Stored data entries:
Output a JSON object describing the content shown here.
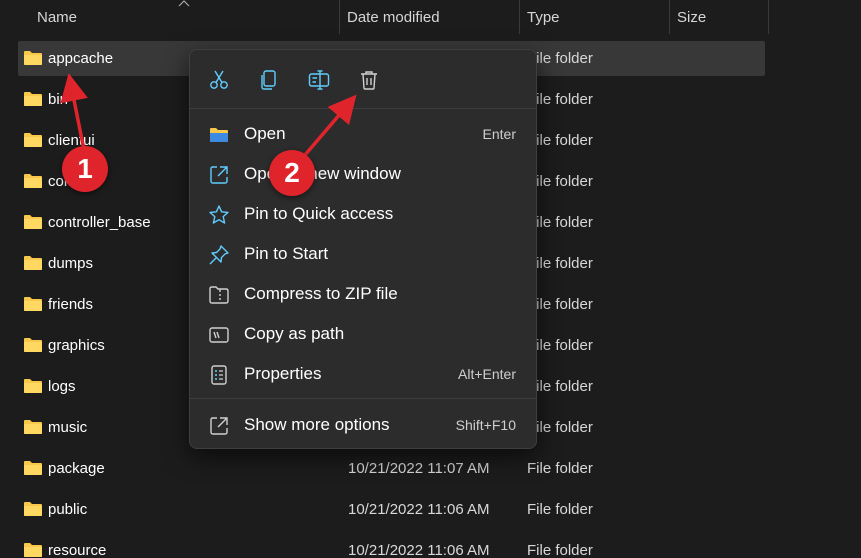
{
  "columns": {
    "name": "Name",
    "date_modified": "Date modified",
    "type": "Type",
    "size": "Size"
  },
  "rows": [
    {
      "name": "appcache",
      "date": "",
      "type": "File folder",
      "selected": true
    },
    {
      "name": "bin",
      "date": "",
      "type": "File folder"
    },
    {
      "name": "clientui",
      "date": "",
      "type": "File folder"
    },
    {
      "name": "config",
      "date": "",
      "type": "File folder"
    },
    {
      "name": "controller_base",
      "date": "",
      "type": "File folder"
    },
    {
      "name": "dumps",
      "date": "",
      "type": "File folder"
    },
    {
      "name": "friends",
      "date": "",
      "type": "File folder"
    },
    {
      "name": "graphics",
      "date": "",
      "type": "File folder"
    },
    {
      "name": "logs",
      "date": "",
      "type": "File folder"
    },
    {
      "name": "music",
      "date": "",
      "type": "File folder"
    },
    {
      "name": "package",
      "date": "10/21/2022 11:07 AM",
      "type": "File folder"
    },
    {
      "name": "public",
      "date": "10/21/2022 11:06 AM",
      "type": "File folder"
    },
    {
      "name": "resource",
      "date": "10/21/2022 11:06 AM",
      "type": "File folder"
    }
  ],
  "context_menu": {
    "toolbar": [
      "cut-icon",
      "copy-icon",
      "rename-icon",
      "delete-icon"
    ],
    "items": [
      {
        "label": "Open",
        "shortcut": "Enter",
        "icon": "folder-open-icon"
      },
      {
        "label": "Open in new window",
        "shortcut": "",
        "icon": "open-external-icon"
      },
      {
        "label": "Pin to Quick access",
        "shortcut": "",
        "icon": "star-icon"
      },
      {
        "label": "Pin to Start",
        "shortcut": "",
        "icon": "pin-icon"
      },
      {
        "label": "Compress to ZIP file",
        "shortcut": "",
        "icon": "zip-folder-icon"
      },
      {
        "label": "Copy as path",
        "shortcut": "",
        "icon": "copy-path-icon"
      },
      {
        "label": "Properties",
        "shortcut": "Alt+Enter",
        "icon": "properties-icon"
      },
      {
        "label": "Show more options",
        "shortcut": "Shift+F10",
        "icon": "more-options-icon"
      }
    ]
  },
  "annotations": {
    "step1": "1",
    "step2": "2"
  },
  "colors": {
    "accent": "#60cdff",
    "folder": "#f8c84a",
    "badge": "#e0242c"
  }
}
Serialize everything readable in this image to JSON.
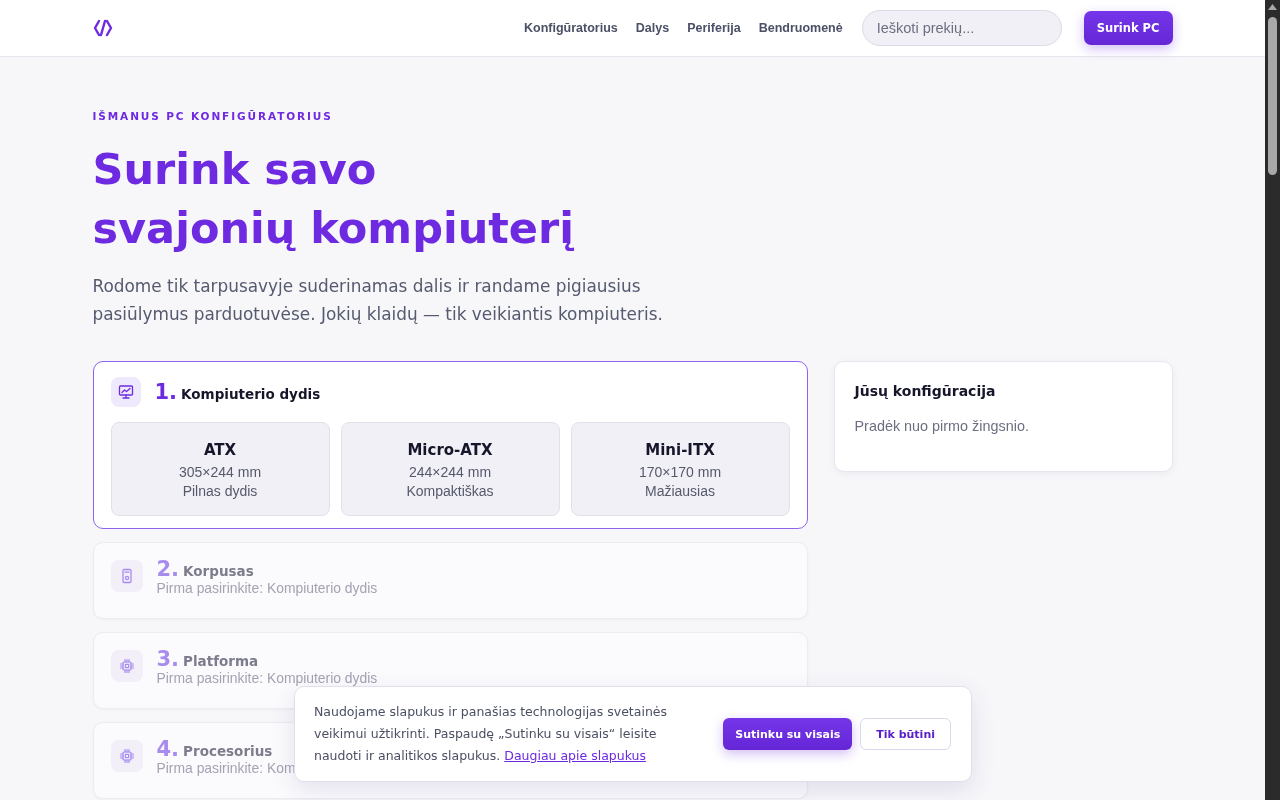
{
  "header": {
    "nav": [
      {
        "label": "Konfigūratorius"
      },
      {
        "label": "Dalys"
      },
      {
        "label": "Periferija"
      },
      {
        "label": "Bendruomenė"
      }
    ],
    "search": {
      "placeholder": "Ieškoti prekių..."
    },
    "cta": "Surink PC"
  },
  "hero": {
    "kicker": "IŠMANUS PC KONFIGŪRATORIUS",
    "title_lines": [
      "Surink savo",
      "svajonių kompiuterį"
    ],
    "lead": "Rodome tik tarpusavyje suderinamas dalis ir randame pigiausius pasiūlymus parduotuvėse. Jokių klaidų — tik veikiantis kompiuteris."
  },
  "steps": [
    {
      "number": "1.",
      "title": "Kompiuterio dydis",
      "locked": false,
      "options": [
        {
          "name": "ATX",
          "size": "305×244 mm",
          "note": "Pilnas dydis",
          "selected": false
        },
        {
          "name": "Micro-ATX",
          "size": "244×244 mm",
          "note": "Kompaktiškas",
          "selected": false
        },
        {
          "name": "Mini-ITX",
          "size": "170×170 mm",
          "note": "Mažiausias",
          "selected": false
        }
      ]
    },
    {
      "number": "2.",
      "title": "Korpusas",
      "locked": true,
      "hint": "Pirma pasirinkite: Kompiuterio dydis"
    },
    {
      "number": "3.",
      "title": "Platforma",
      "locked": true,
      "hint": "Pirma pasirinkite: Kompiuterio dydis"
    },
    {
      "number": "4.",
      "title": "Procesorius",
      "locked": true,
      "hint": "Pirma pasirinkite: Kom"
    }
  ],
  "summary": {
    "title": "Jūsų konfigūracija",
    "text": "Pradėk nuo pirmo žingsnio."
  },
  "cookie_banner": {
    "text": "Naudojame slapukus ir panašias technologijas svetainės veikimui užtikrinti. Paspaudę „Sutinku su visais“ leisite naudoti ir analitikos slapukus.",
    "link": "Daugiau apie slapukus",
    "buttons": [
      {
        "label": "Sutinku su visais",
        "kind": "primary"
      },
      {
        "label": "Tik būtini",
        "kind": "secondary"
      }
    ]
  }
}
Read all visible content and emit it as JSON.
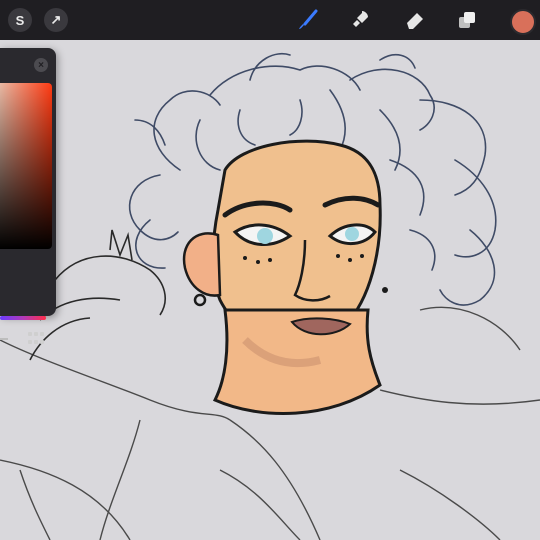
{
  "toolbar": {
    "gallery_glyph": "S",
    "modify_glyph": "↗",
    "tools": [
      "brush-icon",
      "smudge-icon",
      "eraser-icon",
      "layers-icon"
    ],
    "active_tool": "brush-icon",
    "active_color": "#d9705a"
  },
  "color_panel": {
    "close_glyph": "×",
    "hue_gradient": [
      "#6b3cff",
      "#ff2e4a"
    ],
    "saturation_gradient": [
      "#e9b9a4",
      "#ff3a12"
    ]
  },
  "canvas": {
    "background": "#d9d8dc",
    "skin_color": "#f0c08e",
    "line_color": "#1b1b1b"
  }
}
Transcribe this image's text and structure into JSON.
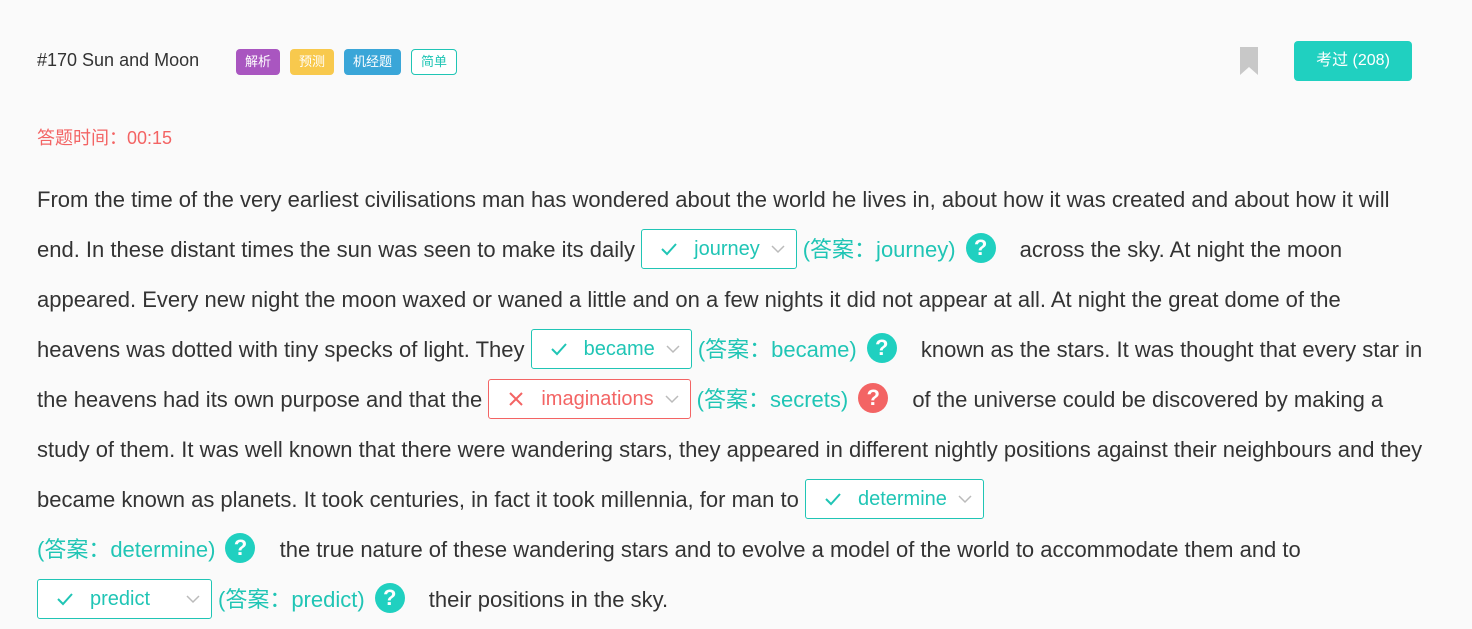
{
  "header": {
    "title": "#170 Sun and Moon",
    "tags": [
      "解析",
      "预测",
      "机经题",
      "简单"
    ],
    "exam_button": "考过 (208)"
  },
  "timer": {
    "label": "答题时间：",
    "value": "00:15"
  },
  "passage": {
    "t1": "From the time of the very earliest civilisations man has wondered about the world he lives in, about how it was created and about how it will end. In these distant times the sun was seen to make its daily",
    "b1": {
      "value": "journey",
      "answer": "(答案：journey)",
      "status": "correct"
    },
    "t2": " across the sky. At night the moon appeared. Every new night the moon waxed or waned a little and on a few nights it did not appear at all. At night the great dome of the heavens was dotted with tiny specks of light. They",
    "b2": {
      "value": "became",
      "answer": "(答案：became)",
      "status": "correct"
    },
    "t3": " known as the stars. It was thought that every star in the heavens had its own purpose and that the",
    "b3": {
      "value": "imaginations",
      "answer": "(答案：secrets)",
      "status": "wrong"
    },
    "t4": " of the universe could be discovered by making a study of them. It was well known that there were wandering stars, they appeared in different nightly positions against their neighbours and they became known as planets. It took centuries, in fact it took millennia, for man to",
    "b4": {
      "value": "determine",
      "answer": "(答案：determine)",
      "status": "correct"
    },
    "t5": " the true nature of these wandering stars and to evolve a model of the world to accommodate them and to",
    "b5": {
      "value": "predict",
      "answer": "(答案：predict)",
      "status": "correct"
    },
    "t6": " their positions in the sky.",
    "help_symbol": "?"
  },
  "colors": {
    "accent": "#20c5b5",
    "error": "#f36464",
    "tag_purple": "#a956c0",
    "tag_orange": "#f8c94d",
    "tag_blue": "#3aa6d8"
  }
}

Exercise task
From the listing above, copy every line that includes the word "Sutinku".

Response to this exercise
    "text": "Naudojame slapukus ir panašias technologijas svetainės veikimui užtikrinti. Paspaudę „Sutinku su visais“ leisite naudoti ir analitikos slapukus.",
        "label": "Sutinku su visais",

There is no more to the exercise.